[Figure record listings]
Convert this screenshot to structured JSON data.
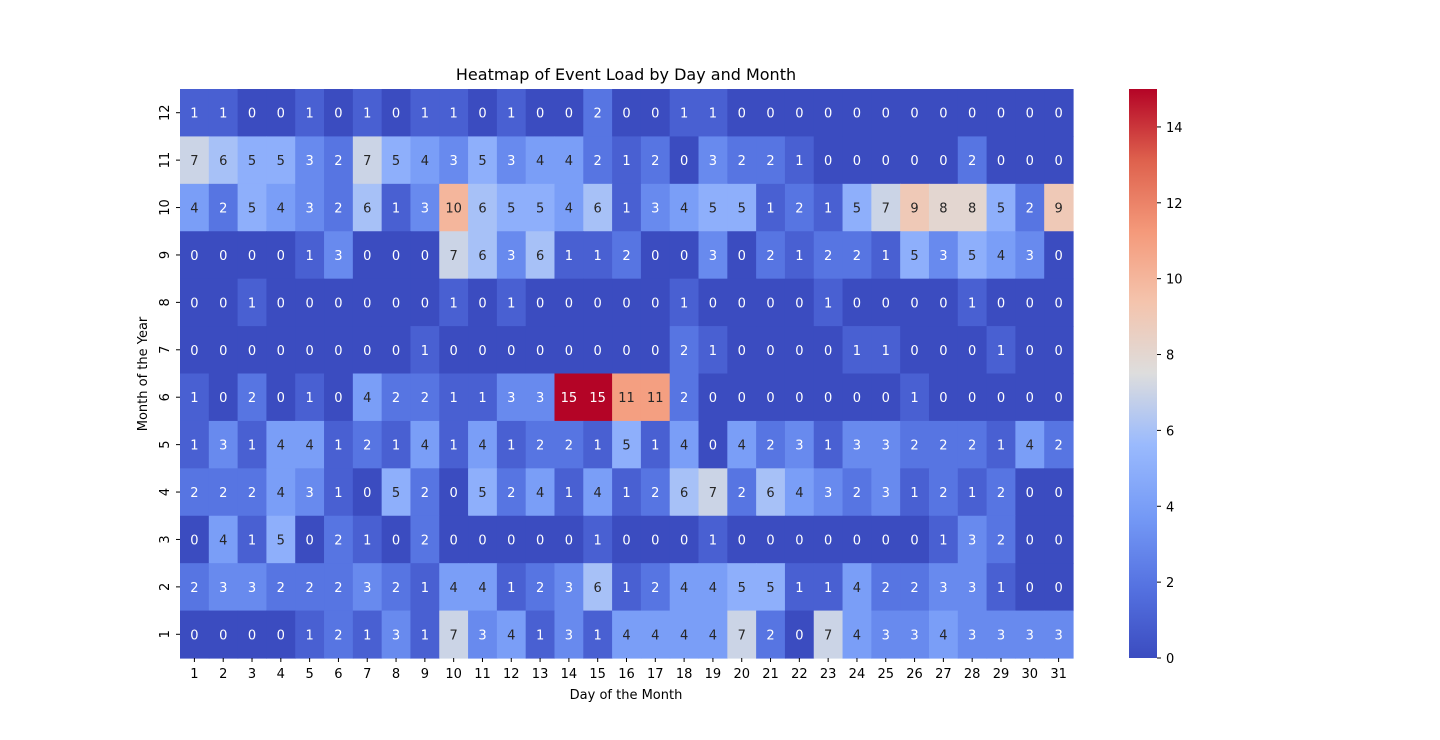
{
  "chart_data": {
    "type": "heatmap",
    "title": "Heatmap of Event Load by Day and Month",
    "xlabel": "Day of the Month",
    "ylabel": "Month of the Year",
    "x_categories": [
      "1",
      "2",
      "3",
      "4",
      "5",
      "6",
      "7",
      "8",
      "9",
      "10",
      "11",
      "12",
      "13",
      "14",
      "15",
      "16",
      "17",
      "18",
      "19",
      "20",
      "21",
      "22",
      "23",
      "24",
      "25",
      "26",
      "27",
      "28",
      "29",
      "30",
      "31"
    ],
    "y_categories": [
      "12",
      "11",
      "10",
      "9",
      "8",
      "7",
      "6",
      "5",
      "4",
      "3",
      "2",
      "1"
    ],
    "values": [
      [
        1,
        1,
        0,
        0,
        1,
        0,
        1,
        0,
        1,
        1,
        0,
        1,
        0,
        0,
        2,
        0,
        0,
        1,
        1,
        0,
        0,
        0,
        0,
        0,
        0,
        0,
        0,
        0,
        0,
        0,
        0
      ],
      [
        7,
        6,
        5,
        5,
        3,
        2,
        7,
        5,
        4,
        3,
        5,
        3,
        4,
        4,
        2,
        1,
        2,
        0,
        3,
        2,
        2,
        1,
        0,
        0,
        0,
        0,
        0,
        2,
        0,
        0,
        0
      ],
      [
        4,
        2,
        5,
        4,
        3,
        2,
        6,
        1,
        3,
        10,
        6,
        5,
        5,
        4,
        6,
        1,
        3,
        4,
        5,
        5,
        1,
        2,
        1,
        5,
        7,
        9,
        8,
        8,
        5,
        2,
        9
      ],
      [
        0,
        0,
        0,
        0,
        1,
        3,
        0,
        0,
        0,
        7,
        6,
        3,
        6,
        1,
        1,
        2,
        0,
        0,
        3,
        0,
        2,
        1,
        2,
        2,
        1,
        5,
        3,
        5,
        4,
        3,
        0
      ],
      [
        0,
        0,
        1,
        0,
        0,
        0,
        0,
        0,
        0,
        1,
        0,
        1,
        0,
        0,
        0,
        0,
        0,
        1,
        0,
        0,
        0,
        0,
        1,
        0,
        0,
        0,
        0,
        1,
        0,
        0,
        0
      ],
      [
        0,
        0,
        0,
        0,
        0,
        0,
        0,
        0,
        1,
        0,
        0,
        0,
        0,
        0,
        0,
        0,
        0,
        2,
        1,
        0,
        0,
        0,
        0,
        1,
        1,
        0,
        0,
        0,
        1,
        0,
        0
      ],
      [
        1,
        0,
        2,
        0,
        1,
        0,
        4,
        2,
        2,
        1,
        1,
        3,
        3,
        15,
        15,
        11,
        11,
        2,
        0,
        0,
        0,
        0,
        0,
        0,
        0,
        1,
        0,
        0,
        0,
        0,
        0
      ],
      [
        1,
        3,
        1,
        4,
        4,
        1,
        2,
        1,
        4,
        1,
        4,
        1,
        2,
        2,
        1,
        5,
        1,
        4,
        0,
        4,
        2,
        3,
        1,
        3,
        3,
        2,
        2,
        2,
        1,
        4,
        2
      ],
      [
        2,
        2,
        2,
        4,
        3,
        1,
        0,
        5,
        2,
        0,
        5,
        2,
        4,
        1,
        4,
        1,
        2,
        6,
        7,
        2,
        6,
        4,
        3,
        2,
        3,
        1,
        2,
        1,
        2,
        0,
        0
      ],
      [
        0,
        4,
        1,
        5,
        0,
        2,
        1,
        0,
        2,
        0,
        0,
        0,
        0,
        0,
        1,
        0,
        0,
        0,
        1,
        0,
        0,
        0,
        0,
        0,
        0,
        0,
        1,
        3,
        2,
        0,
        0
      ],
      [
        2,
        3,
        3,
        2,
        2,
        2,
        3,
        2,
        1,
        4,
        4,
        1,
        2,
        3,
        6,
        1,
        2,
        4,
        4,
        5,
        5,
        1,
        1,
        4,
        2,
        2,
        3,
        3,
        1,
        0,
        0
      ],
      [
        0,
        0,
        0,
        0,
        1,
        2,
        1,
        3,
        1,
        7,
        3,
        4,
        1,
        3,
        1,
        4,
        4,
        4,
        4,
        7,
        2,
        0,
        7,
        4,
        3,
        3,
        4,
        3,
        3,
        3,
        3
      ]
    ],
    "vmin": 0,
    "vmax": 15,
    "colormap": "coolwarm",
    "annotated": true,
    "colorbar_ticks": [
      "0",
      "2",
      "4",
      "6",
      "8",
      "10",
      "12",
      "14"
    ],
    "legend": "colorbar-right",
    "grid": false
  }
}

Exercise | Working from the listing above, pick out every line that has "Month" and copy it.

Answer below |
    "title": "Heatmap of Event Load by Day and Month",
    "xlabel": "Day of the Month",
    "ylabel": "Month of the Year",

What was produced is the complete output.